Text →
14.6Vacation of office

 

(a)In addition to the circumstances in which the office of a Director becomes vacant:

 

(i)under the Corporations Act;

 

(ii)because of a resolution under clause 14.2(a)(ii) or

 

(iii)under clause 14.4,

 

the office of a Director becomes vacant if the Director:

 

(iv)becomes of unsound mind or a person whose person or estate is liable to be dealt with in any way under the Law relating to mental health;

 

(v)subject to the Corporations Act, resigns by notice in writing to the Company;

 

(vi)dies;

 

(vii)is absent (and not represented by an alternate Director) from meetings of the Directors for a continuous period of 6 months without special leave of absence from the Directors and the Board resolves that his or her office be vacated; or

 

(viii)is an employee of the Company or a related body corporate of the Company (including a Managing Director) and ceases to be an employee of the Company or a related body corporate of the Company.

 

(b)A Director whose office becomes vacant under clause 14.6(a)(viii) is eligible for reappointment or re-election as a Director of the Company.

 

14.7Retiring allowance for Directors

 

(a)Subject to the Corporations Act and the Listing Rules, the Company may:

 

(i)make any payment or give any benefit to any Director or any other person in connection with the Director’s retirement, resignation from or loss of office or death while in office;

 

(ii)make contracts or arrangements with a Director or a person about to become a Director of the Company under which the Director or any person nominated by the Director is paid or provided with a lump sum payment, pension, retiring allowance or other benefit on or after the Director or person about to become a Director ceases to hold office for any reason;

 

(iii)make any payment under any contract or arrangement referred to in clause 14.7(a)(ii); and

 

(iv)establish any fund or scheme to provide lump sum payments, pensions, retiring allowances or other benefits for:

 

(A)Directors ceasing to hold office; or

 

 
33

 

(B)any person including a person nominated by the Director, in the event of the Director’s death while in office,

 

and from time to time pay to the fund or scheme any sum as the Company considers necessary to provide those benefits.

Data lines →
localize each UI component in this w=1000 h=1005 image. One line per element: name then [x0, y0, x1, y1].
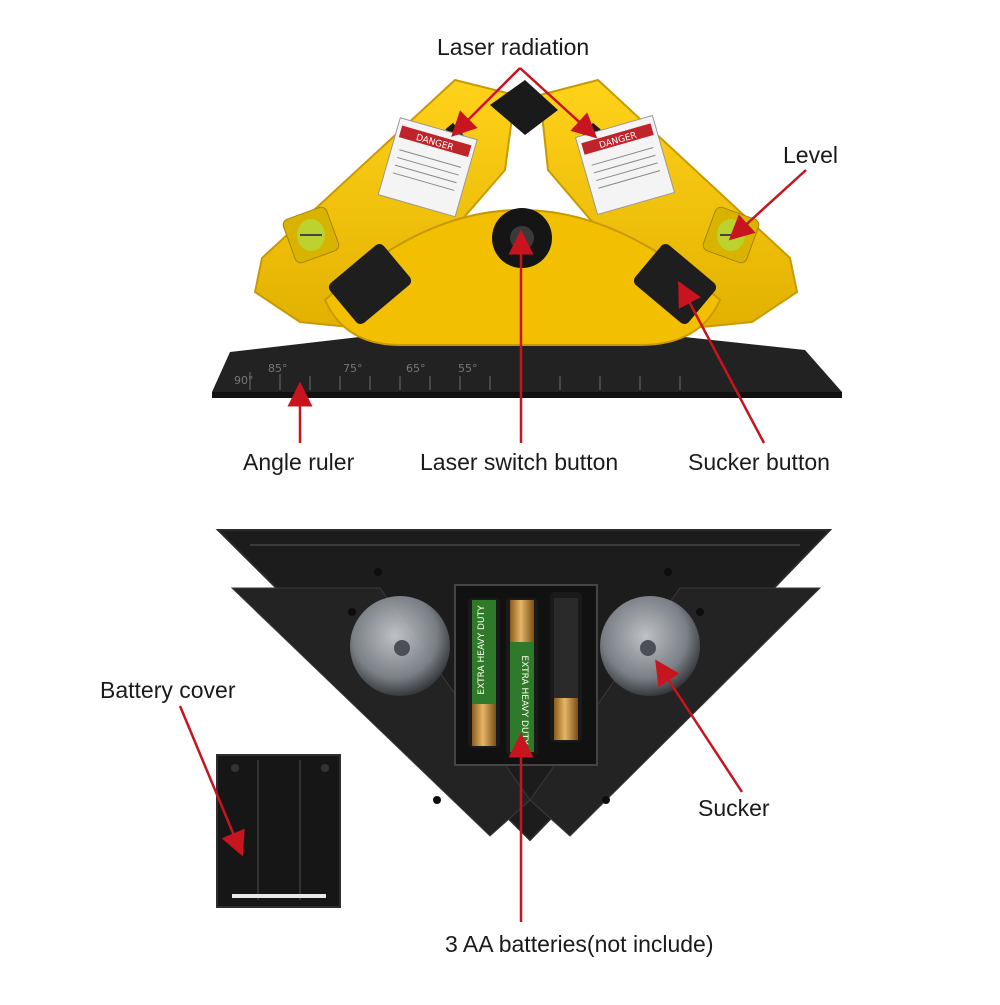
center-disc: [323, 209, 722, 346]
label-level: Level: [783, 142, 838, 168]
svg-text:EXTRA HEAVY DUTY: EXTRA HEAVY DUTY: [477, 605, 487, 695]
warning-sticker-right: DANGER: [574, 114, 676, 216]
bubble-level-left: [282, 206, 340, 264]
label-laser-radiation: Laser radiation: [437, 34, 590, 60]
aa-battery: EXTRA HEAVY DUTY: [468, 598, 500, 748]
aa-battery: EXTRA HEAVY DUTY: [506, 598, 538, 756]
ruler-tick-label: 75°: [343, 362, 363, 375]
laser-emitter-corner: [490, 80, 558, 135]
arrow-laser-radiation-left: [451, 67, 521, 137]
svg-text:EXTRA HEAVY DUTY: EXTRA HEAVY DUTY: [519, 655, 529, 745]
callout-arrows: [178, 67, 807, 922]
battery-cover: [216, 754, 341, 908]
laser-level-bottom-view: EXTRA HEAVY DUTY EXTRA HEAVY DUTY: [215, 529, 833, 908]
ruler-tick-label: 55°: [458, 362, 478, 375]
arrow-battery-cover: [178, 705, 245, 857]
ruler-tick-label: 65°: [406, 362, 426, 375]
label-sucker: Sucker: [698, 795, 770, 821]
laser-level-top-view: 90° 85° 75° 65° 55° DANGER: [212, 78, 842, 398]
arrow-level: [728, 169, 807, 241]
label-laser-switch-button: Laser switch button: [420, 449, 619, 475]
warning-sticker-left: DANGER: [377, 117, 478, 218]
label-angle-ruler: Angle ruler: [243, 449, 355, 475]
label-battery-cover: Battery cover: [100, 677, 236, 703]
arrow-laser-radiation-right: [519, 67, 598, 139]
arrow-sucker: [655, 659, 744, 793]
arrow-sucker-button: [678, 280, 766, 444]
ruler-ticks: [249, 372, 681, 390]
sucker-button-left: [328, 244, 412, 324]
right-ruler-edge: [529, 587, 822, 837]
ruler-tick-label: 85°: [268, 362, 288, 375]
aa-battery: [550, 592, 582, 742]
label-batteries: 3 AA batteries(not include): [445, 931, 714, 957]
ruler-tick-label: 90°: [234, 374, 254, 387]
label-sucker-button: Sucker button: [688, 449, 830, 475]
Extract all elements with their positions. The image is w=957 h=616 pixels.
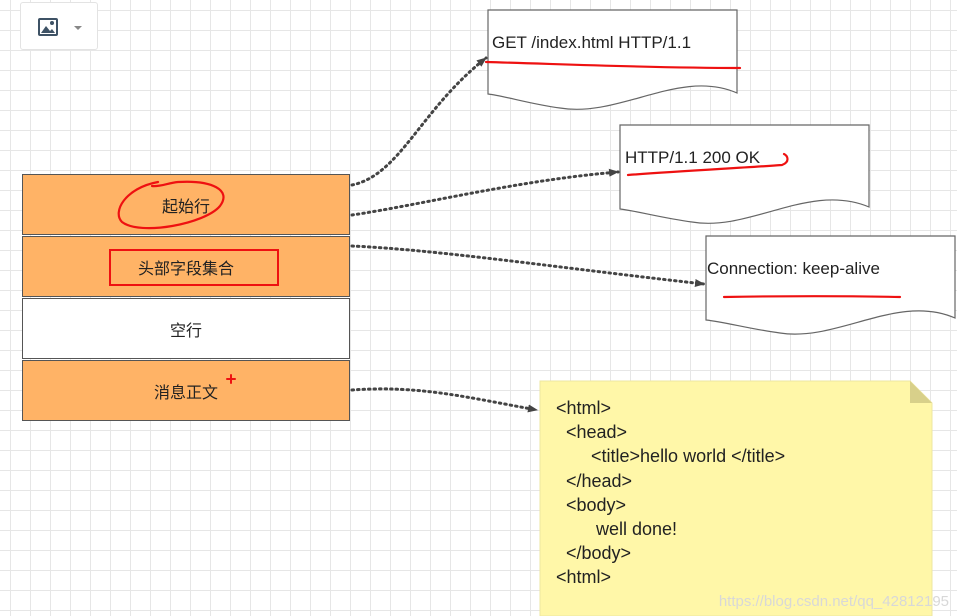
- request-line-text: GET /index.html HTTP/1.1: [492, 33, 692, 52]
- sticky-note-line: </body>: [556, 543, 632, 564]
- sticky-note-fold: [910, 381, 932, 403]
- block-message-body[interactable]: 消息正文: [22, 360, 350, 421]
- block-start-line[interactable]: 起始行: [22, 174, 350, 235]
- sticky-note-html: <html> <head> <title>hello world </title…: [556, 396, 785, 590]
- block-header-fields-label: 头部字段集合: [137, 258, 234, 278]
- doc-shape-status-line[interactable]: [619, 124, 870, 224]
- sticky-note-line: <body>: [556, 494, 627, 515]
- block-header-fields[interactable]: 头部字段集合: [22, 236, 350, 297]
- connector-message-body: [350, 387, 539, 413]
- sticky-note-line: <html>: [556, 398, 612, 418]
- block-empty-line-label: 空行: [169, 320, 202, 340]
- sticky-note-line: <html>: [556, 567, 612, 588]
- insert-image-button[interactable]: [20, 2, 98, 50]
- header-field-text: Connection: keep-alive: [707, 259, 880, 278]
- status-line-text: HTTP/1.1 200 OK: [625, 148, 761, 167]
- sticky-note-shape[interactable]: [539, 380, 933, 616]
- doc-shape-request-line[interactable]: [487, 9, 738, 110]
- doc-shape-header-field[interactable]: [705, 235, 956, 335]
- connector-start-line: [350, 56, 488, 187]
- image-icon: [38, 18, 58, 36]
- block-empty-line[interactable]: 空行: [22, 298, 350, 359]
- caret-down-icon[interactable]: [73, 25, 83, 31]
- connector-status-line: [350, 168, 620, 217]
- block-message-body-label: 消息正文: [153, 382, 218, 402]
- sticky-note-line: <title>hello world </title>: [556, 446, 786, 467]
- sticky-note-line: </head>: [556, 470, 633, 491]
- connector-header-fields: [350, 244, 706, 287]
- block-start-line-label: 起始行: [161, 196, 210, 216]
- sticky-note-line: well done!: [556, 519, 678, 540]
- watermark: https://blog.csdn.net/qq_42812195: [718, 593, 949, 610]
- sticky-note-line: <head>: [556, 422, 628, 443]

Exercise task → Please pick up the clauses on vacating a director's office and retiring allowances above and continue them from where they stop.

The reply →
 

(b)The Company may impose any conditions and restrictions under any contract, arrangement, fund or scheme referred to in clause 14.7(a) as it thinks proper.

 

(c)The Company may authorise any subsidiary to make a similar contract or arrangement with the subsidiary’s directors and make payments under it or establish and maintain any fund or schemes, whether or not all or any of the directors of the subsidiary are also Directors of the Company.

 

15.Powers and duties of Directors

 

15.1Powers of Directors

 

(a)Subject to the Corporations Act and this Constitution, the Directors are responsible for managing the business of the Company and may exercise all powers of the Company which are not required to be exercised by the Company in a general meeting by the Corporations Act or this Constitution.

 

(b)Without limiting the generality of clause 15.1(a), the Directors may exercise all the powers of the Company to:

 

(i)borrow or raise money;

 

(ii)grant security over any property or business of the Company or all or any of its uncalled capital;

 

(iii)pay interest on any debt due by the Company; and

 

(iv)issue debentures or give any other security for a debt, liability or obligation of the Company or of any other person.

 

15.2Appointment of attorneys and representatives

 

(a)The Directors may, by power of attorney or by general or specific appointment, appoint such person or persons to be an attorney or representative of the Company for the purposes, with the powers, authorities and discretions vested in or exercisable by the Directors for any period and subject to any conditions as they think fit.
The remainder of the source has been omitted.